-------- Source records

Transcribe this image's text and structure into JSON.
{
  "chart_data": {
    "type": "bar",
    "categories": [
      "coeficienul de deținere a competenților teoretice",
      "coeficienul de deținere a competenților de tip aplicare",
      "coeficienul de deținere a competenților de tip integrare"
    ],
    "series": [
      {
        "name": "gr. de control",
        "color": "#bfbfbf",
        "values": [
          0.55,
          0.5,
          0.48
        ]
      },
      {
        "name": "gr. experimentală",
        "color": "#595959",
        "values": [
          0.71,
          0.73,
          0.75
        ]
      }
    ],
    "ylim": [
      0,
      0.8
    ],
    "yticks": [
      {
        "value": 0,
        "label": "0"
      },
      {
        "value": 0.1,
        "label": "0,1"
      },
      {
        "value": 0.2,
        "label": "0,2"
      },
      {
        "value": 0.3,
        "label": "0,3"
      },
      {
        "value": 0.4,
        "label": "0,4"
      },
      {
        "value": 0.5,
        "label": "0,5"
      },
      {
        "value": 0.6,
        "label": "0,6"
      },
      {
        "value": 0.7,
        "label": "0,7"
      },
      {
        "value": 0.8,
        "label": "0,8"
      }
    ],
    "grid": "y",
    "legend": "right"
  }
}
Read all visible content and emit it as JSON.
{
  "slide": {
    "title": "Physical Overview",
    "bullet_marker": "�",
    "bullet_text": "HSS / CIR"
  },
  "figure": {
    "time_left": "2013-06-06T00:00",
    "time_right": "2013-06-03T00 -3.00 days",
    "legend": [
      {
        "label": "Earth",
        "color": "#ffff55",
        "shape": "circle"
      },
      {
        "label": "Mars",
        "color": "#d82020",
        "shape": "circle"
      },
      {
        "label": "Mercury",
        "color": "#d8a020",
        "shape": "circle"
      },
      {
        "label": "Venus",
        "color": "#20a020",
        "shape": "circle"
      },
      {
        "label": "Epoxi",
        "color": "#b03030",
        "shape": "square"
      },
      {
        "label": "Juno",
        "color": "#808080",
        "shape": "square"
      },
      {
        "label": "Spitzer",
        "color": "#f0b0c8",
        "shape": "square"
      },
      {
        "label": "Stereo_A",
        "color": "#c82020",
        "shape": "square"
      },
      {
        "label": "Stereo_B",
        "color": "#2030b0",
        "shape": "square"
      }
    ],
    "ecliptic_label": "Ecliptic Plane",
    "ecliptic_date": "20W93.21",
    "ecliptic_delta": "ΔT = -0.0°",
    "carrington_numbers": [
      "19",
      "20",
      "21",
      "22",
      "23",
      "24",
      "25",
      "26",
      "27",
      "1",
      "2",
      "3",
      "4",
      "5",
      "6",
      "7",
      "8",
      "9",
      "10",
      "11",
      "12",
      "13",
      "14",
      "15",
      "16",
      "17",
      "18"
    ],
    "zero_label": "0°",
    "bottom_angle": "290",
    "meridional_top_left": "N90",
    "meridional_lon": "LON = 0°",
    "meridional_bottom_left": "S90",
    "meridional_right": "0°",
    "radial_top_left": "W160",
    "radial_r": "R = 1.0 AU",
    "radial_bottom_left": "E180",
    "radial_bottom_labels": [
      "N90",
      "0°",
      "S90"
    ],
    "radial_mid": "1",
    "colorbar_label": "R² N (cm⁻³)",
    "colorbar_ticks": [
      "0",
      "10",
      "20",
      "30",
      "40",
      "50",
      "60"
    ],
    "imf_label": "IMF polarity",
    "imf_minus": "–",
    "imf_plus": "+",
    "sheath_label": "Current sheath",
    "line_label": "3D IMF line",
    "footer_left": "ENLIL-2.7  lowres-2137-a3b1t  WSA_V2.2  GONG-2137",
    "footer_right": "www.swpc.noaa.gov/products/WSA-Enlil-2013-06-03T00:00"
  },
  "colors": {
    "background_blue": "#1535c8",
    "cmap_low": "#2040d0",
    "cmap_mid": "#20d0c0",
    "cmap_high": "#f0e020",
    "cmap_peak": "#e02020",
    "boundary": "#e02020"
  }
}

----------------

→ **Request**: From the records above, extract everything verbatim.

→ **Output**:
Transcribe this image's text and structure into JSON.
{
  "chart_data": {
    "type": "bar",
    "categories": [
      "coeficienul de deținere a competenților teoretice",
      "coeficienul de deținere a competenților de tip aplicare",
      "coeficienul de deținere a competenților de tip integrare"
    ],
    "series": [
      {
        "name": "gr. de control",
        "color": "#bfbfbf",
        "values": [
          0.55,
          0.5,
          0.48
        ]
      },
      {
        "name": "gr. experimentală",
        "color": "#595959",
        "values": [
          0.71,
          0.73,
          0.75
        ]
      }
    ],
    "ylim": [
      0,
      0.8
    ],
    "yticks": [
      {
        "value": 0,
        "label": "0"
      },
      {
        "value": 0.1,
        "label": "0,1"
      },
      {
        "value": 0.2,
        "label": "0,2"
      },
      {
        "value": 0.3,
        "label": "0,3"
      },
      {
        "value": 0.4,
        "label": "0,4"
      },
      {
        "value": 0.5,
        "label": "0,5"
      },
      {
        "value": 0.6,
        "label": "0,6"
      },
      {
        "value": 0.7,
        "label": "0,7"
      },
      {
        "value": 0.8,
        "label": "0,8"
      }
    ],
    "grid": "y",
    "legend": "right"
  }
}
Read all visible content and emit it as JSON.
{
  "slide": {
    "title": "Physical Overview",
    "bullet_marker": "�",
    "bullet_text": "HSS / CIR"
  },
  "figure": {
    "time_left": "2013-06-06T00:00",
    "time_right": "2013-06-03T00 -3.00 days",
    "legend": [
      {
        "label": "Earth",
        "color": "#ffff55",
        "shape": "circle"
      },
      {
        "label": "Mars",
        "color": "#d82020",
        "shape": "circle"
      },
      {
        "label": "Mercury",
        "color": "#d8a020",
        "shape": "circle"
      },
      {
        "label": "Venus",
        "color": "#20a020",
        "shape": "circle"
      },
      {
        "label": "Epoxi",
        "color": "#b03030",
        "shape": "square"
      },
      {
        "label": "Juno",
        "color": "#808080",
        "shape": "square"
      },
      {
        "label": "Spitzer",
        "color": "#f0b0c8",
        "shape": "square"
      },
      {
        "label": "Stereo_A",
        "color": "#c82020",
        "shape": "square"
      },
      {
        "label": "Stereo_B",
        "color": "#2030b0",
        "shape": "square"
      }
    ],
    "ecliptic_label": "Ecliptic Plane",
    "ecliptic_date": "20W93.21",
    "ecliptic_delta": "ΔT = -0.0°",
    "carrington_numbers": [
      "19",
      "20",
      "21",
      "22",
      "23",
      "24",
      "25",
      "26",
      "27",
      "1",
      "2",
      "3",
      "4",
      "5",
      "6",
      "7",
      "8",
      "9",
      "10",
      "11",
      "12",
      "13",
      "14",
      "15",
      "16",
      "17",
      "18"
    ],
    "zero_label": "0°",
    "bottom_angle": "290",
    "meridional_top_left": "N90",
    "meridional_lon": "LON = 0°",
    "meridional_bottom_left": "S90",
    "meridional_right": "0°",
    "radial_top_left": "W160",
    "radial_r": "R = 1.0 AU",
    "radial_bottom_left": "E180",
    "radial_bottom_labels": [
      "N90",
      "0°",
      "S90"
    ],
    "radial_mid": "1",
    "colorbar_label": "R² N (cm⁻³)",
    "colorbar_ticks": [
      "0",
      "10",
      "20",
      "30",
      "40",
      "50",
      "60"
    ],
    "imf_label": "IMF polarity",
    "imf_minus": "–",
    "imf_plus": "+",
    "sheath_label": "Current sheath",
    "line_label": "3D IMF line",
    "footer_left": "ENLIL-2.7  lowres-2137-a3b1t  WSA_V2.2  GONG-2137",
    "footer_right": "www.swpc.noaa.gov/products/WSA-Enlil-2013-06-03T00:00"
  },
  "colors": {
    "background_blue": "#1535c8",
    "cmap_low": "#2040d0",
    "cmap_mid": "#20d0c0",
    "cmap_high": "#f0e020",
    "cmap_peak": "#e02020",
    "boundary": "#e02020"
  }
}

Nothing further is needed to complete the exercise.